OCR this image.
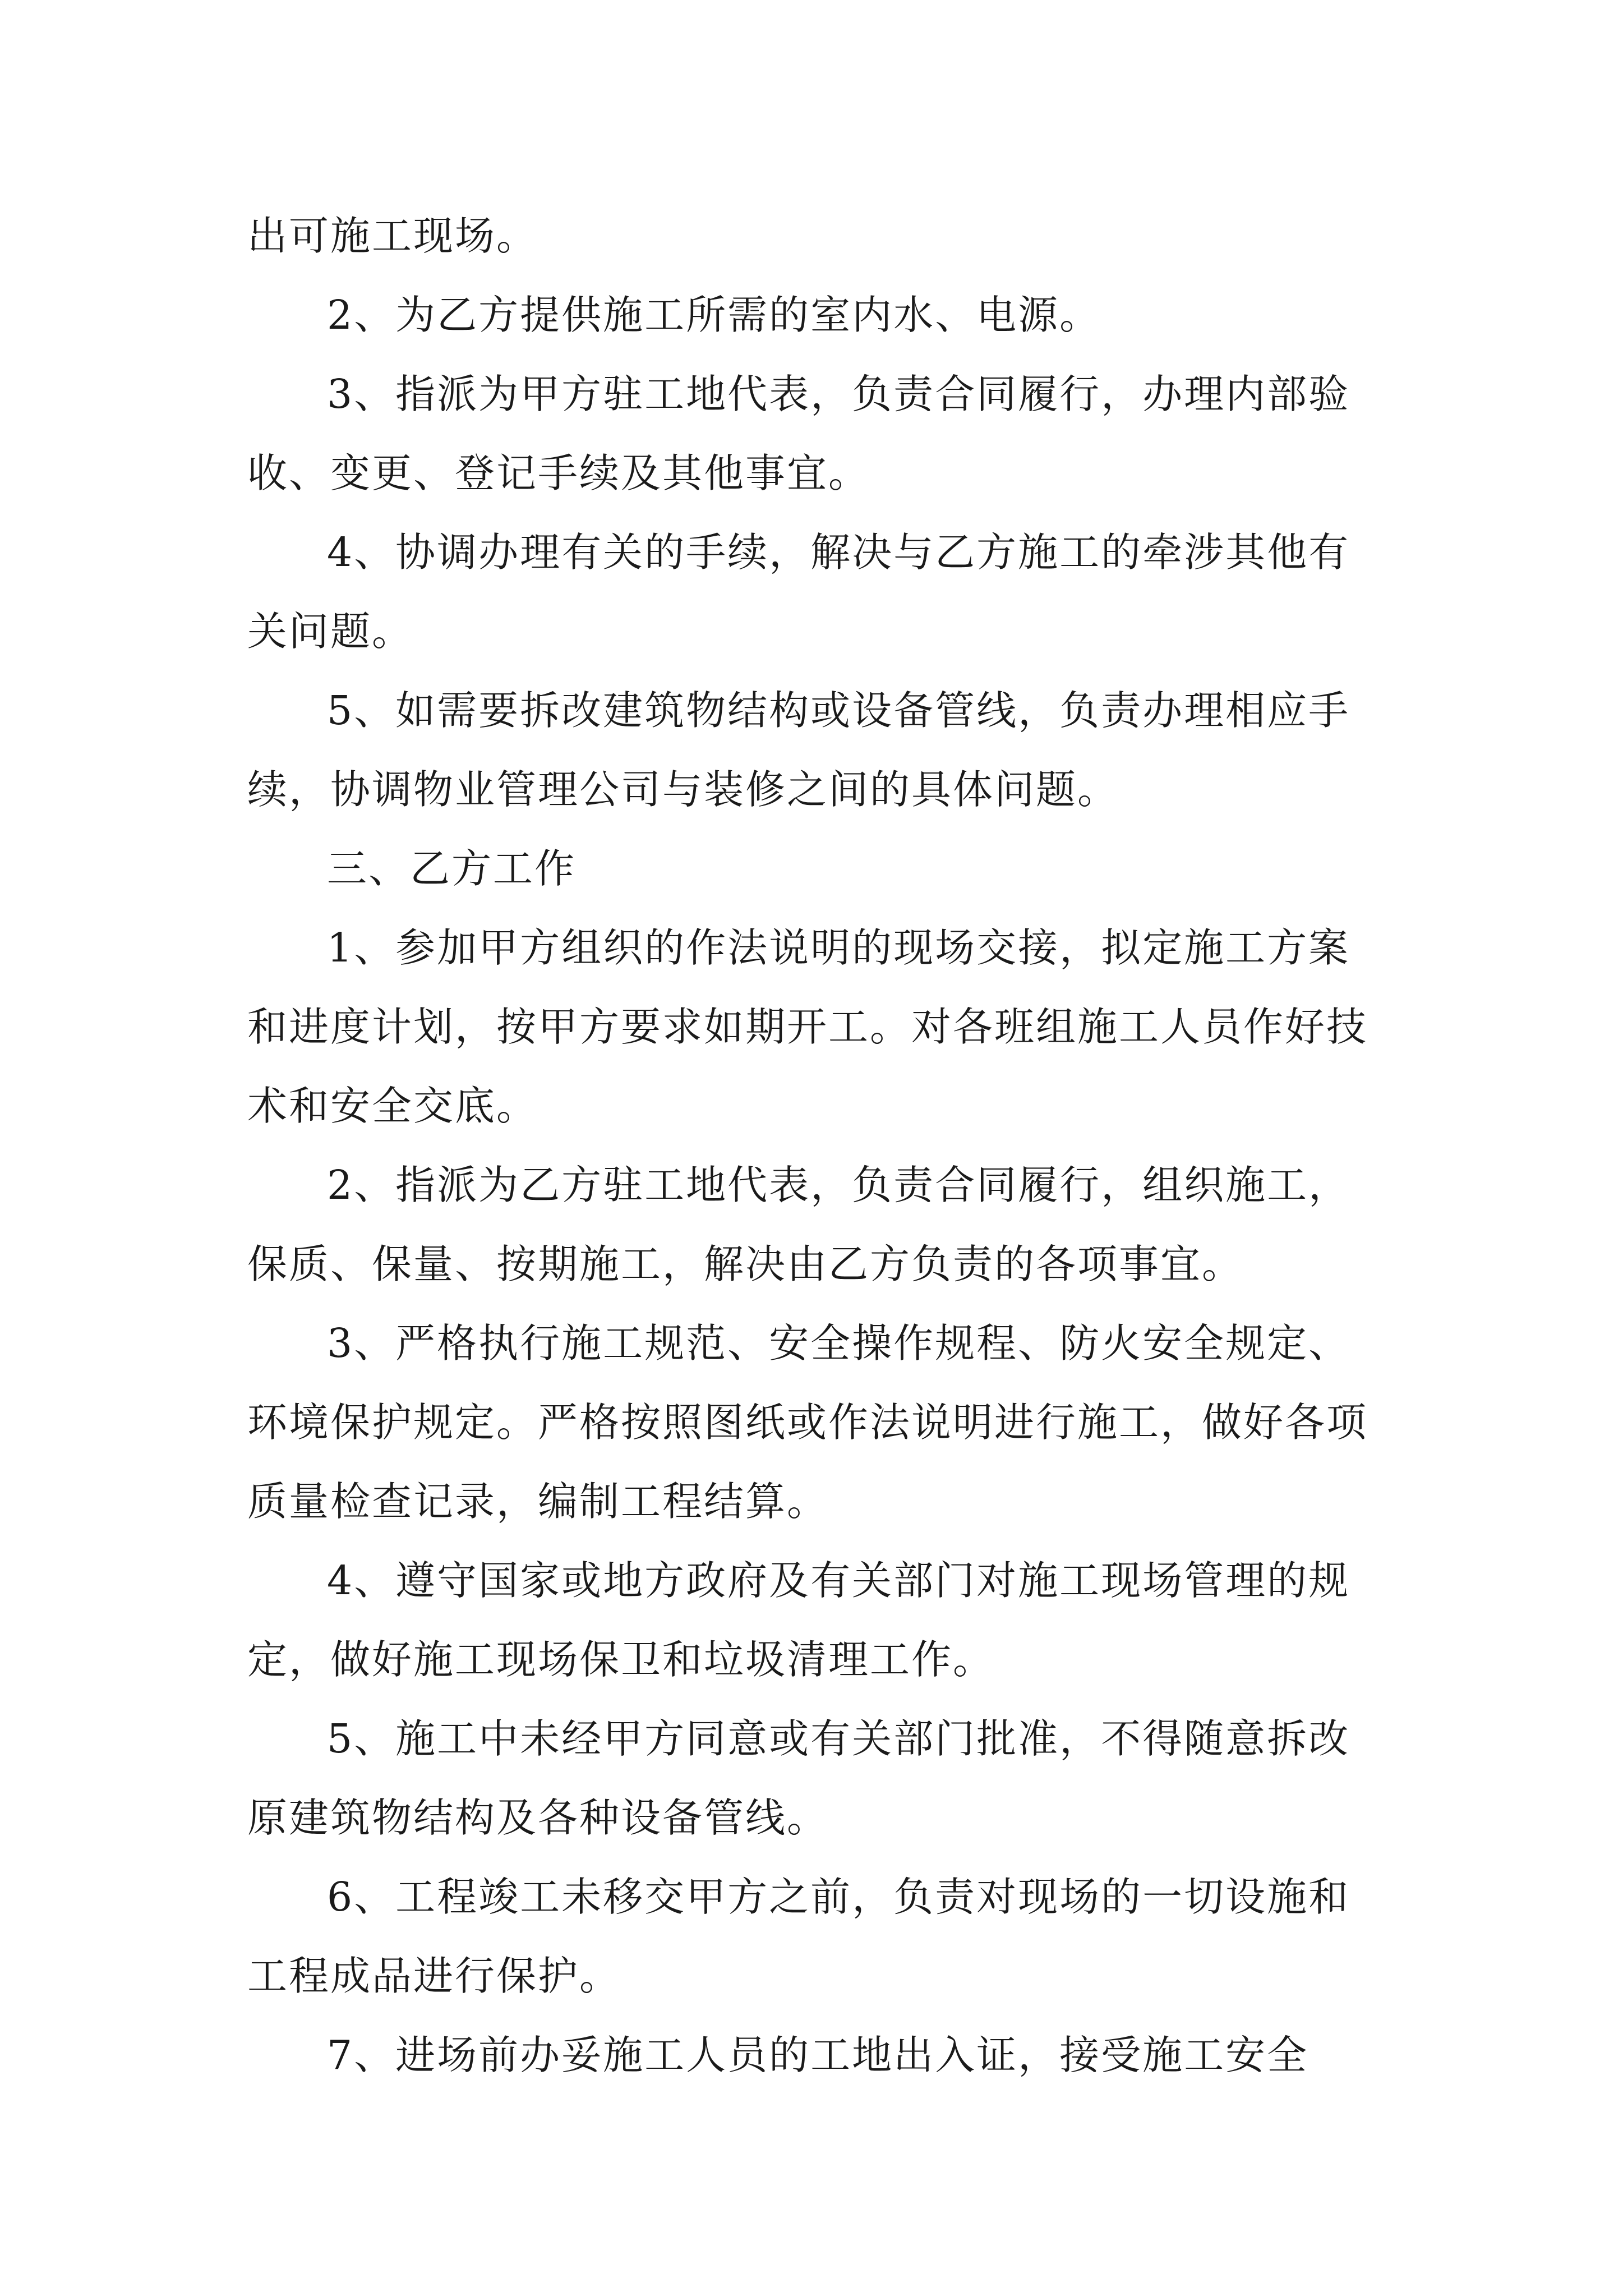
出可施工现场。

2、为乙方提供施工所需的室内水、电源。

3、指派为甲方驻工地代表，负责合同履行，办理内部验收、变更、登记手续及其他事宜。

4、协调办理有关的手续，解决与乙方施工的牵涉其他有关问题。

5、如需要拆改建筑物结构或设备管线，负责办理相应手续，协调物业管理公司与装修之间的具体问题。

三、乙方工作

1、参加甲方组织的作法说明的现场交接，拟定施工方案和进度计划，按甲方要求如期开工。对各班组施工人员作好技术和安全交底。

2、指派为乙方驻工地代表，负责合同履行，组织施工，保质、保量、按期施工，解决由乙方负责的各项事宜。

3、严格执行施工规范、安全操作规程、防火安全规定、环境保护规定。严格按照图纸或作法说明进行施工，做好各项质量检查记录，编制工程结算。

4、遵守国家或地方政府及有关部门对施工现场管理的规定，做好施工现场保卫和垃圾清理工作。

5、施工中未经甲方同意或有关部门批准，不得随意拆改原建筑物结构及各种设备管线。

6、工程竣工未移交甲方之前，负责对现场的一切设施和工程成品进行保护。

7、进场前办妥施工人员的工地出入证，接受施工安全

Written request => Reproduce each entry precisely. Leave the pictures out.

Worked answer =>
OCR this image.
出可施工现场。

2、为乙方提供施工所需的室内水、电源。

3、指派为甲方驻工地代表，负责合同履行，办理内部验收、变更、登记手续及其他事宜。

4、协调办理有关的手续，解决与乙方施工的牵涉其他有关问题。

5、如需要拆改建筑物结构或设备管线，负责办理相应手续，协调物业管理公司与装修之间的具体问题。

三、乙方工作

1、参加甲方组织的作法说明的现场交接，拟定施工方案和进度计划，按甲方要求如期开工。对各班组施工人员作好技术和安全交底。

2、指派为乙方驻工地代表，负责合同履行，组织施工，保质、保量、按期施工，解决由乙方负责的各项事宜。

3、严格执行施工规范、安全操作规程、防火安全规定、环境保护规定。严格按照图纸或作法说明进行施工，做好各项质量检查记录，编制工程结算。

4、遵守国家或地方政府及有关部门对施工现场管理的规定，做好施工现场保卫和垃圾清理工作。

5、施工中未经甲方同意或有关部门批准，不得随意拆改原建筑物结构及各种设备管线。

6、工程竣工未移交甲方之前，负责对现场的一切设施和工程成品进行保护。

7、进场前办妥施工人员的工地出入证，接受施工安全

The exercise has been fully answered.